◆ WORKING DATA

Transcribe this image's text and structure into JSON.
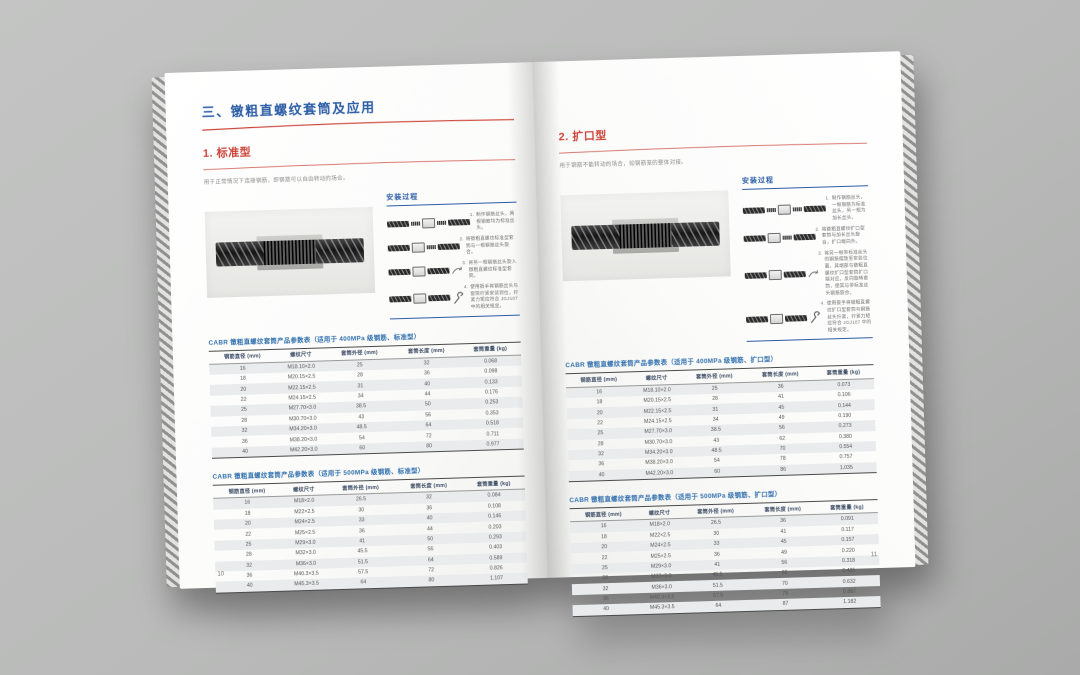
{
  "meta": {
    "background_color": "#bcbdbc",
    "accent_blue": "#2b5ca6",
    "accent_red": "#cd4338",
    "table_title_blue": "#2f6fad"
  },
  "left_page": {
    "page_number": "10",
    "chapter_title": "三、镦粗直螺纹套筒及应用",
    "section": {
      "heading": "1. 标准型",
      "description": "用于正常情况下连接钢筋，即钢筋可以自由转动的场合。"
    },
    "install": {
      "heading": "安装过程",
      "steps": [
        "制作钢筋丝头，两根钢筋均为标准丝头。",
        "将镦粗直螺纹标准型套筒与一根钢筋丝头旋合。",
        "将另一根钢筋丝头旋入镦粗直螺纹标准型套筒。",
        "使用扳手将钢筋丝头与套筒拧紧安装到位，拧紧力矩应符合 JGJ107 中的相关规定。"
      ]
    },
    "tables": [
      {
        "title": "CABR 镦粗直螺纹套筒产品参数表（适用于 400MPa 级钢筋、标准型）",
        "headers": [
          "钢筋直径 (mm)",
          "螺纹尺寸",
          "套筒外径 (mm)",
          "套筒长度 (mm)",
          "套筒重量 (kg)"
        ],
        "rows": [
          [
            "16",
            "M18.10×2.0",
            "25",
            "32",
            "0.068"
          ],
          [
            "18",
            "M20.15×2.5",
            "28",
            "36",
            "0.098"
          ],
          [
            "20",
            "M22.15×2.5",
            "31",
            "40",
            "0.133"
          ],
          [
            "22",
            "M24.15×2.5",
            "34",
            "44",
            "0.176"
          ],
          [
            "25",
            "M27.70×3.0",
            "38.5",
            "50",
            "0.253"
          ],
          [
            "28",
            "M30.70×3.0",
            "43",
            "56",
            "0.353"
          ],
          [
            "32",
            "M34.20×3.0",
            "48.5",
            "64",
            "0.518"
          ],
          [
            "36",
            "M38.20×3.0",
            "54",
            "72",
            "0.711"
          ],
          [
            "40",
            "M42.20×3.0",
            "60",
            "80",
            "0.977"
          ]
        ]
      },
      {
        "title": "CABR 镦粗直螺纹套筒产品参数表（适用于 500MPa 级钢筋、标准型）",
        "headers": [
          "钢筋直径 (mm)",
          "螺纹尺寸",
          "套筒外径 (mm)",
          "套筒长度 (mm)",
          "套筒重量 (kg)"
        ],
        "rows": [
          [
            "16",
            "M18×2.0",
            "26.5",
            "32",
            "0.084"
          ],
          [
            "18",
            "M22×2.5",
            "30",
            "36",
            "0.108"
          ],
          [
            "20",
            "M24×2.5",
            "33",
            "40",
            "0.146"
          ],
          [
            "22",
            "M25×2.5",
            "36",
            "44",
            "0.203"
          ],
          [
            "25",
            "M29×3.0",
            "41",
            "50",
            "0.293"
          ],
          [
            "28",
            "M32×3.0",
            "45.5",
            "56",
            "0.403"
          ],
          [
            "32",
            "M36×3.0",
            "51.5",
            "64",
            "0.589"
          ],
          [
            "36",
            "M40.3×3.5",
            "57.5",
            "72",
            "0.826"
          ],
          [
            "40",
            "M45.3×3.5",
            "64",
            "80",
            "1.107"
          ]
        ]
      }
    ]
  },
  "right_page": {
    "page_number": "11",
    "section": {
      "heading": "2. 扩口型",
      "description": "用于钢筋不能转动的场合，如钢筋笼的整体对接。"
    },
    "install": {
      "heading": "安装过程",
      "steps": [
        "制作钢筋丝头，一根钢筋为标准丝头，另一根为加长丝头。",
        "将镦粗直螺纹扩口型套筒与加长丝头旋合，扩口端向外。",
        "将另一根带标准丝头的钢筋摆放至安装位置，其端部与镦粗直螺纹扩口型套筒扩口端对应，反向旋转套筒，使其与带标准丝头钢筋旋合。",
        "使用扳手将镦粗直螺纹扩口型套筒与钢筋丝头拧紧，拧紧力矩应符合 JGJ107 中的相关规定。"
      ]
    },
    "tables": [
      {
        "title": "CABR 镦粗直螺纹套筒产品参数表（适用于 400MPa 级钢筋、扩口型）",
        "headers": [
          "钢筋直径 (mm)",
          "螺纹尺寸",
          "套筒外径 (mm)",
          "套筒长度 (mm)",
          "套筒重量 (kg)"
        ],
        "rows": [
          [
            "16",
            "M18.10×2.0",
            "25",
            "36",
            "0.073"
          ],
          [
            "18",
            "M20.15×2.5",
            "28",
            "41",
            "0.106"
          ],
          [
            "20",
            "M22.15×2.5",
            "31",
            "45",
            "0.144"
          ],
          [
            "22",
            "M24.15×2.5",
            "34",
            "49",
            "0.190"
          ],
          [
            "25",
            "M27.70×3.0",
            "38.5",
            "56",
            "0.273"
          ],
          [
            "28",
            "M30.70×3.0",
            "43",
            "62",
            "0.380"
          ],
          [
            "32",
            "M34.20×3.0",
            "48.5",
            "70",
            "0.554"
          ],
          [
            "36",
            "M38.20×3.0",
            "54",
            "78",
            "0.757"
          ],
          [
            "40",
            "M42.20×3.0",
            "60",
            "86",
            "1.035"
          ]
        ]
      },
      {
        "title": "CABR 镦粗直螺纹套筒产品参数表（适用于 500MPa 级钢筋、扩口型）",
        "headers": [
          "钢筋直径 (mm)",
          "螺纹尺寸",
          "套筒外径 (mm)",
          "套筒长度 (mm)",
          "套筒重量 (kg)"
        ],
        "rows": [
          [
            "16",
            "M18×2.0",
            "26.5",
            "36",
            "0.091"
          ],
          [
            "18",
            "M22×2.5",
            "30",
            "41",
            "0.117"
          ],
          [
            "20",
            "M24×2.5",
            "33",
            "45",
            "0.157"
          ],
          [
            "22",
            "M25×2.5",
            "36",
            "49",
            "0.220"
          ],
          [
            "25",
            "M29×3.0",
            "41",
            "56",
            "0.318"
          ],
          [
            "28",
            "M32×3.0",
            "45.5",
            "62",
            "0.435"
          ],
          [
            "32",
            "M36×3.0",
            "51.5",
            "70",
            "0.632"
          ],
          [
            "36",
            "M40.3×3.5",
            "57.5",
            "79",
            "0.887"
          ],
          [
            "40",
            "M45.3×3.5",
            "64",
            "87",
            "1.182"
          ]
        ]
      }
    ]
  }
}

◆ TASK BRIEF
Write out the whole listing exactly, and drop the pictures.

◆ COMPLETED EXERCISE
Transcribe this image's text and structure into JSON.
{
  "meta": {
    "background_color": "#bcbdbc",
    "accent_blue": "#2b5ca6",
    "accent_red": "#cd4338",
    "table_title_blue": "#2f6fad"
  },
  "left_page": {
    "page_number": "10",
    "chapter_title": "三、镦粗直螺纹套筒及应用",
    "section": {
      "heading": "1. 标准型",
      "description": "用于正常情况下连接钢筋，即钢筋可以自由转动的场合。"
    },
    "install": {
      "heading": "安装过程",
      "steps": [
        "制作钢筋丝头，两根钢筋均为标准丝头。",
        "将镦粗直螺纹标准型套筒与一根钢筋丝头旋合。",
        "将另一根钢筋丝头旋入镦粗直螺纹标准型套筒。",
        "使用扳手将钢筋丝头与套筒拧紧安装到位，拧紧力矩应符合 JGJ107 中的相关规定。"
      ]
    },
    "tables": [
      {
        "title": "CABR 镦粗直螺纹套筒产品参数表（适用于 400MPa 级钢筋、标准型）",
        "headers": [
          "钢筋直径 (mm)",
          "螺纹尺寸",
          "套筒外径 (mm)",
          "套筒长度 (mm)",
          "套筒重量 (kg)"
        ],
        "rows": [
          [
            "16",
            "M18.10×2.0",
            "25",
            "32",
            "0.068"
          ],
          [
            "18",
            "M20.15×2.5",
            "28",
            "36",
            "0.098"
          ],
          [
            "20",
            "M22.15×2.5",
            "31",
            "40",
            "0.133"
          ],
          [
            "22",
            "M24.15×2.5",
            "34",
            "44",
            "0.176"
          ],
          [
            "25",
            "M27.70×3.0",
            "38.5",
            "50",
            "0.253"
          ],
          [
            "28",
            "M30.70×3.0",
            "43",
            "56",
            "0.353"
          ],
          [
            "32",
            "M34.20×3.0",
            "48.5",
            "64",
            "0.518"
          ],
          [
            "36",
            "M38.20×3.0",
            "54",
            "72",
            "0.711"
          ],
          [
            "40",
            "M42.20×3.0",
            "60",
            "80",
            "0.977"
          ]
        ]
      },
      {
        "title": "CABR 镦粗直螺纹套筒产品参数表（适用于 500MPa 级钢筋、标准型）",
        "headers": [
          "钢筋直径 (mm)",
          "螺纹尺寸",
          "套筒外径 (mm)",
          "套筒长度 (mm)",
          "套筒重量 (kg)"
        ],
        "rows": [
          [
            "16",
            "M18×2.0",
            "26.5",
            "32",
            "0.084"
          ],
          [
            "18",
            "M22×2.5",
            "30",
            "36",
            "0.108"
          ],
          [
            "20",
            "M24×2.5",
            "33",
            "40",
            "0.146"
          ],
          [
            "22",
            "M25×2.5",
            "36",
            "44",
            "0.203"
          ],
          [
            "25",
            "M29×3.0",
            "41",
            "50",
            "0.293"
          ],
          [
            "28",
            "M32×3.0",
            "45.5",
            "56",
            "0.403"
          ],
          [
            "32",
            "M36×3.0",
            "51.5",
            "64",
            "0.589"
          ],
          [
            "36",
            "M40.3×3.5",
            "57.5",
            "72",
            "0.826"
          ],
          [
            "40",
            "M45.3×3.5",
            "64",
            "80",
            "1.107"
          ]
        ]
      }
    ]
  },
  "right_page": {
    "page_number": "11",
    "section": {
      "heading": "2. 扩口型",
      "description": "用于钢筋不能转动的场合，如钢筋笼的整体对接。"
    },
    "install": {
      "heading": "安装过程",
      "steps": [
        "制作钢筋丝头，一根钢筋为标准丝头，另一根为加长丝头。",
        "将镦粗直螺纹扩口型套筒与加长丝头旋合，扩口端向外。",
        "将另一根带标准丝头的钢筋摆放至安装位置，其端部与镦粗直螺纹扩口型套筒扩口端对应，反向旋转套筒，使其与带标准丝头钢筋旋合。",
        "使用扳手将镦粗直螺纹扩口型套筒与钢筋丝头拧紧，拧紧力矩应符合 JGJ107 中的相关规定。"
      ]
    },
    "tables": [
      {
        "title": "CABR 镦粗直螺纹套筒产品参数表（适用于 400MPa 级钢筋、扩口型）",
        "headers": [
          "钢筋直径 (mm)",
          "螺纹尺寸",
          "套筒外径 (mm)",
          "套筒长度 (mm)",
          "套筒重量 (kg)"
        ],
        "rows": [
          [
            "16",
            "M18.10×2.0",
            "25",
            "36",
            "0.073"
          ],
          [
            "18",
            "M20.15×2.5",
            "28",
            "41",
            "0.106"
          ],
          [
            "20",
            "M22.15×2.5",
            "31",
            "45",
            "0.144"
          ],
          [
            "22",
            "M24.15×2.5",
            "34",
            "49",
            "0.190"
          ],
          [
            "25",
            "M27.70×3.0",
            "38.5",
            "56",
            "0.273"
          ],
          [
            "28",
            "M30.70×3.0",
            "43",
            "62",
            "0.380"
          ],
          [
            "32",
            "M34.20×3.0",
            "48.5",
            "70",
            "0.554"
          ],
          [
            "36",
            "M38.20×3.0",
            "54",
            "78",
            "0.757"
          ],
          [
            "40",
            "M42.20×3.0",
            "60",
            "86",
            "1.035"
          ]
        ]
      },
      {
        "title": "CABR 镦粗直螺纹套筒产品参数表（适用于 500MPa 级钢筋、扩口型）",
        "headers": [
          "钢筋直径 (mm)",
          "螺纹尺寸",
          "套筒外径 (mm)",
          "套筒长度 (mm)",
          "套筒重量 (kg)"
        ],
        "rows": [
          [
            "16",
            "M18×2.0",
            "26.5",
            "36",
            "0.091"
          ],
          [
            "18",
            "M22×2.5",
            "30",
            "41",
            "0.117"
          ],
          [
            "20",
            "M24×2.5",
            "33",
            "45",
            "0.157"
          ],
          [
            "22",
            "M25×2.5",
            "36",
            "49",
            "0.220"
          ],
          [
            "25",
            "M29×3.0",
            "41",
            "56",
            "0.318"
          ],
          [
            "28",
            "M32×3.0",
            "45.5",
            "62",
            "0.435"
          ],
          [
            "32",
            "M36×3.0",
            "51.5",
            "70",
            "0.632"
          ],
          [
            "36",
            "M40.3×3.5",
            "57.5",
            "79",
            "0.887"
          ],
          [
            "40",
            "M45.3×3.5",
            "64",
            "87",
            "1.182"
          ]
        ]
      }
    ]
  }
}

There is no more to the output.